Reproduce the data that follows in its entirety, character for character.

* Available records:
+--

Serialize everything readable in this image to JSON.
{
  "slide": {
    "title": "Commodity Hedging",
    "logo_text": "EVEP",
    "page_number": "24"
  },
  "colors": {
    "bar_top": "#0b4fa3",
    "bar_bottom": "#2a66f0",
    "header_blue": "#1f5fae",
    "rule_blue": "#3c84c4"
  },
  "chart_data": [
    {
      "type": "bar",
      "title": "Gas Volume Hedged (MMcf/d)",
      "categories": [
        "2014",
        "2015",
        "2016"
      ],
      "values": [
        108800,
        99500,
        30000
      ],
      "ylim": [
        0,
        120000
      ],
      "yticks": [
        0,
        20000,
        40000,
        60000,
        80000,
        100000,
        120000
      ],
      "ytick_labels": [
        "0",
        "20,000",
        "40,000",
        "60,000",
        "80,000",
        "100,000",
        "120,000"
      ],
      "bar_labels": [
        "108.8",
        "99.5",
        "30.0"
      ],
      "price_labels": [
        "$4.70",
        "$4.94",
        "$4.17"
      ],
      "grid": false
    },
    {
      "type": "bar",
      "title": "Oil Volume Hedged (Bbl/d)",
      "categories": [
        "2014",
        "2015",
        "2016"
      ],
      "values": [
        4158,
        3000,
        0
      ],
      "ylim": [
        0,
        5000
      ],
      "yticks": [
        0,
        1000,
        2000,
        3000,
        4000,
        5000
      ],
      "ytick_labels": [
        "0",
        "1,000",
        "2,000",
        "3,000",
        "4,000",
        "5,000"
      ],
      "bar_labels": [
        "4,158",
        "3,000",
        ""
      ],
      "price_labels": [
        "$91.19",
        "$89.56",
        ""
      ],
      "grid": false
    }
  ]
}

+--

* Completed task:
Serialize everything readable in this image to JSON.
{
  "slide": {
    "title": "Commodity Hedging",
    "logo_text": "EVEP",
    "page_number": "24"
  },
  "colors": {
    "bar_top": "#0b4fa3",
    "bar_bottom": "#2a66f0",
    "header_blue": "#1f5fae",
    "rule_blue": "#3c84c4"
  },
  "chart_data": [
    {
      "type": "bar",
      "title": "Gas Volume Hedged (MMcf/d)",
      "categories": [
        "2014",
        "2015",
        "2016"
      ],
      "values": [
        108800,
        99500,
        30000
      ],
      "ylim": [
        0,
        120000
      ],
      "yticks": [
        0,
        20000,
        40000,
        60000,
        80000,
        100000,
        120000
      ],
      "ytick_labels": [
        "0",
        "20,000",
        "40,000",
        "60,000",
        "80,000",
        "100,000",
        "120,000"
      ],
      "bar_labels": [
        "108.8",
        "99.5",
        "30.0"
      ],
      "price_labels": [
        "$4.70",
        "$4.94",
        "$4.17"
      ],
      "grid": false
    },
    {
      "type": "bar",
      "title": "Oil Volume Hedged (Bbl/d)",
      "categories": [
        "2014",
        "2015",
        "2016"
      ],
      "values": [
        4158,
        3000,
        0
      ],
      "ylim": [
        0,
        5000
      ],
      "yticks": [
        0,
        1000,
        2000,
        3000,
        4000,
        5000
      ],
      "ytick_labels": [
        "0",
        "1,000",
        "2,000",
        "3,000",
        "4,000",
        "5,000"
      ],
      "bar_labels": [
        "4,158",
        "3,000",
        ""
      ],
      "price_labels": [
        "$91.19",
        "$89.56",
        ""
      ],
      "grid": false
    }
  ]
}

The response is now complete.